## BEGIN Excerpted data
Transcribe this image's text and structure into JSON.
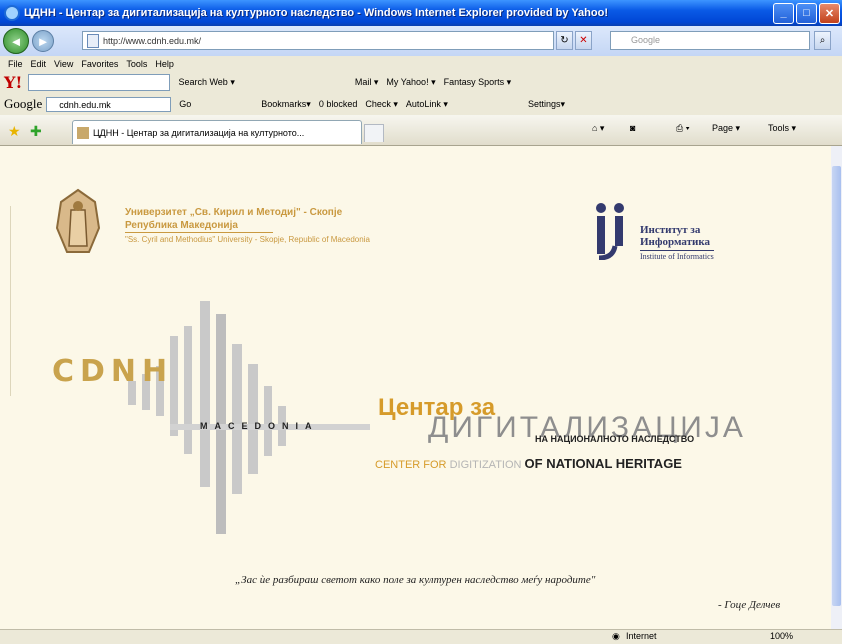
{
  "window": {
    "title": "ЦДНН - Центар за дигитализација на културното наследство - Windows Internet Explorer provided by Yahoo!"
  },
  "address": {
    "url": "http://www.cdnh.edu.mk/"
  },
  "search": {
    "placeholder": "Google"
  },
  "menu": [
    "File",
    "Edit",
    "View",
    "Favorites",
    "Tools",
    "Help"
  ],
  "yahoo_toolbar": {
    "logo": "Y!",
    "search_web": "Search Web ▾",
    "items": [
      "Mail ▾",
      "My Yahoo! ▾",
      "Fantasy Sports ▾"
    ]
  },
  "google_toolbar": {
    "logo": "Google",
    "query": "cdnh.edu.mk",
    "go": "Go",
    "items": [
      "Bookmarks▾",
      "0 blocked",
      "Check ▾",
      "AutoLink ▾",
      "Settings▾"
    ]
  },
  "tab": {
    "title": "ЦДНН - Центар за дигитализација на културното..."
  },
  "commands": {
    "page": "Page ▾",
    "tools": "Tools ▾"
  },
  "page": {
    "uni_mk_line1": "Универзитет „Св. Кирил и Методиј\" - Скопје",
    "uni_mk_line2": "Република Македонија",
    "uni_en": "\"Ss. Cyril and Methodius\" University - Skopje, Republic of Macedonia",
    "inst_line1": "Институт за",
    "inst_line2": "Информатика",
    "inst_en": "Institute of Informatics",
    "cdnh": "CDNH",
    "macedonia": "MACEDONIA",
    "centar": "Центар за",
    "digitalizacija": "ДИГИТАЛИЗАЦИЈА",
    "nac": "НА НАЦИОНАЛНОТО НАСЛЕДСТВО",
    "center_en_a": "CENTER FOR",
    "center_en_b": "DIGITIZATION",
    "center_en_c": "OF NATIONAL HERITAGE",
    "quote": "„Зас ѝе разбираш светот како поле за културен наследство меѓу народите\"",
    "author": "- Гоце Делчев"
  },
  "status": {
    "zone": "Internet",
    "zoom": "100%"
  },
  "colors": {
    "gold": "#c9a34d",
    "orange": "#d69b2a",
    "grey": "#b5b5b5",
    "navy": "#333a6e"
  }
}
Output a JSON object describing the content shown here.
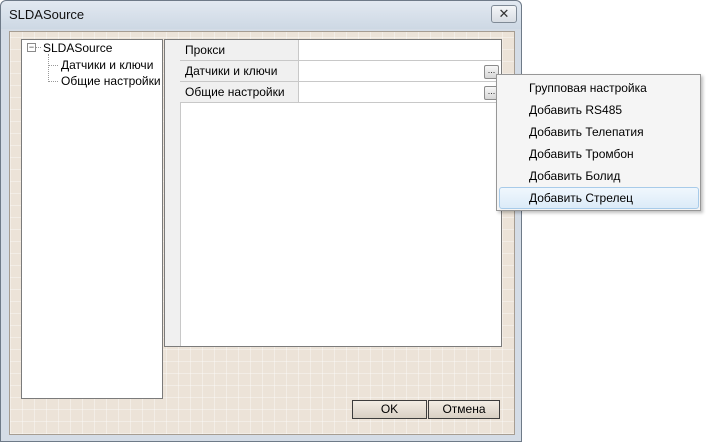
{
  "window": {
    "title": "SLDASource",
    "close_glyph": "✕"
  },
  "tree": {
    "toggle_glyph": "−",
    "root": "SLDASource",
    "children": [
      "Датчики и ключи",
      "Общие настройки"
    ]
  },
  "properties": {
    "rows": [
      {
        "name": "Прокси",
        "value": "",
        "has_button": false
      },
      {
        "name": "Датчики и ключи",
        "value": "",
        "has_button": true
      },
      {
        "name": "Общие настройки",
        "value": "",
        "has_button": true
      }
    ],
    "ellipsis_glyph": "..."
  },
  "buttons": {
    "ok": "OK",
    "cancel": "Отмена"
  },
  "menu": {
    "items": [
      "Групповая настройка",
      "Добавить RS485",
      "Добавить Телепатия",
      "Добавить Тромбон",
      "Добавить Болид",
      "Добавить Стрелец"
    ],
    "highlighted_index": 5
  }
}
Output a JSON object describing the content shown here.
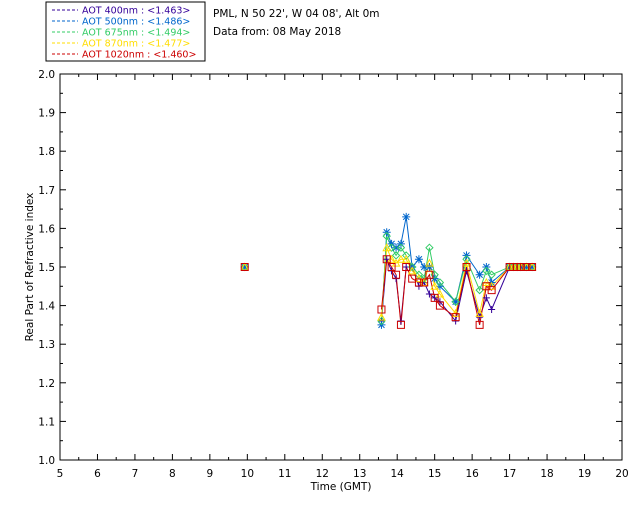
## END Excerpted data
> _Work to do_
Retype the listing exactly. Pictures do not belong in the copy.

> _Exercise solution_
Transcribe this image's text and structure into JSON.
{
  "window": {
    "title": "ЦДНН - Центар за дигитализација на културното наследство - Windows Internet Explorer provided by Yahoo!"
  },
  "address": {
    "url": "http://www.cdnh.edu.mk/"
  },
  "search": {
    "placeholder": "Google"
  },
  "menu": [
    "File",
    "Edit",
    "View",
    "Favorites",
    "Tools",
    "Help"
  ],
  "yahoo_toolbar": {
    "logo": "Y!",
    "search_web": "Search Web ▾",
    "items": [
      "Mail ▾",
      "My Yahoo! ▾",
      "Fantasy Sports ▾"
    ]
  },
  "google_toolbar": {
    "logo": "Google",
    "query": "cdnh.edu.mk",
    "go": "Go",
    "items": [
      "Bookmarks▾",
      "0 blocked",
      "Check ▾",
      "AutoLink ▾",
      "Settings▾"
    ]
  },
  "tab": {
    "title": "ЦДНН - Центар за дигитализација на културното..."
  },
  "commands": {
    "page": "Page ▾",
    "tools": "Tools ▾"
  },
  "page": {
    "uni_mk_line1": "Универзитет „Св. Кирил и Методиј\" - Скопје",
    "uni_mk_line2": "Република Македонија",
    "uni_en": "\"Ss. Cyril and Methodius\" University - Skopje, Republic of Macedonia",
    "inst_line1": "Институт за",
    "inst_line2": "Информатика",
    "inst_en": "Institute of Informatics",
    "cdnh": "CDNH",
    "macedonia": "MACEDONIA",
    "centar": "Центар за",
    "digitalizacija": "ДИГИТАЛИЗАЦИЈА",
    "nac": "НА НАЦИОНАЛНОТО НАСЛЕДСТВО",
    "center_en_a": "CENTER FOR",
    "center_en_b": "DIGITIZATION",
    "center_en_c": "OF NATIONAL HERITAGE",
    "quote": "„Зас ѝе разбираш светот како поле за културен наследство меѓу народите\"",
    "author": "- Гоце Делчев"
  },
  "status": {
    "zone": "Internet",
    "zoom": "100%"
  },
  "colors": {
    "gold": "#c9a34d",
    "orange": "#d69b2a",
    "grey": "#b5b5b5",
    "navy": "#333a6e"
  }
}
Output a JSON object describing the content shown here.
{
  "window": {
    "title": "SLDASource",
    "close_glyph": "✕"
  },
  "tree": {
    "toggle_glyph": "−",
    "root": "SLDASource",
    "children": [
      "Датчики и ключи",
      "Общие настройки"
    ]
  },
  "properties": {
    "rows": [
      {
        "name": "Прокси",
        "value": "",
        "has_button": false
      },
      {
        "name": "Датчики и ключи",
        "value": "",
        "has_button": true
      },
      {
        "name": "Общие настройки",
        "value": "",
        "has_button": true
      }
    ],
    "ellipsis_glyph": "..."
  },
  "buttons": {
    "ok": "OK",
    "cancel": "Отмена"
  },
  "menu": {
    "items": [
      "Групповая настройка",
      "Добавить RS485",
      "Добавить Телепатия",
      "Добавить Тромбон",
      "Добавить Болид",
      "Добавить Стрелец"
    ],
    "highlighted_index": 5
  }
}
Output a JSON object describing the content shown here.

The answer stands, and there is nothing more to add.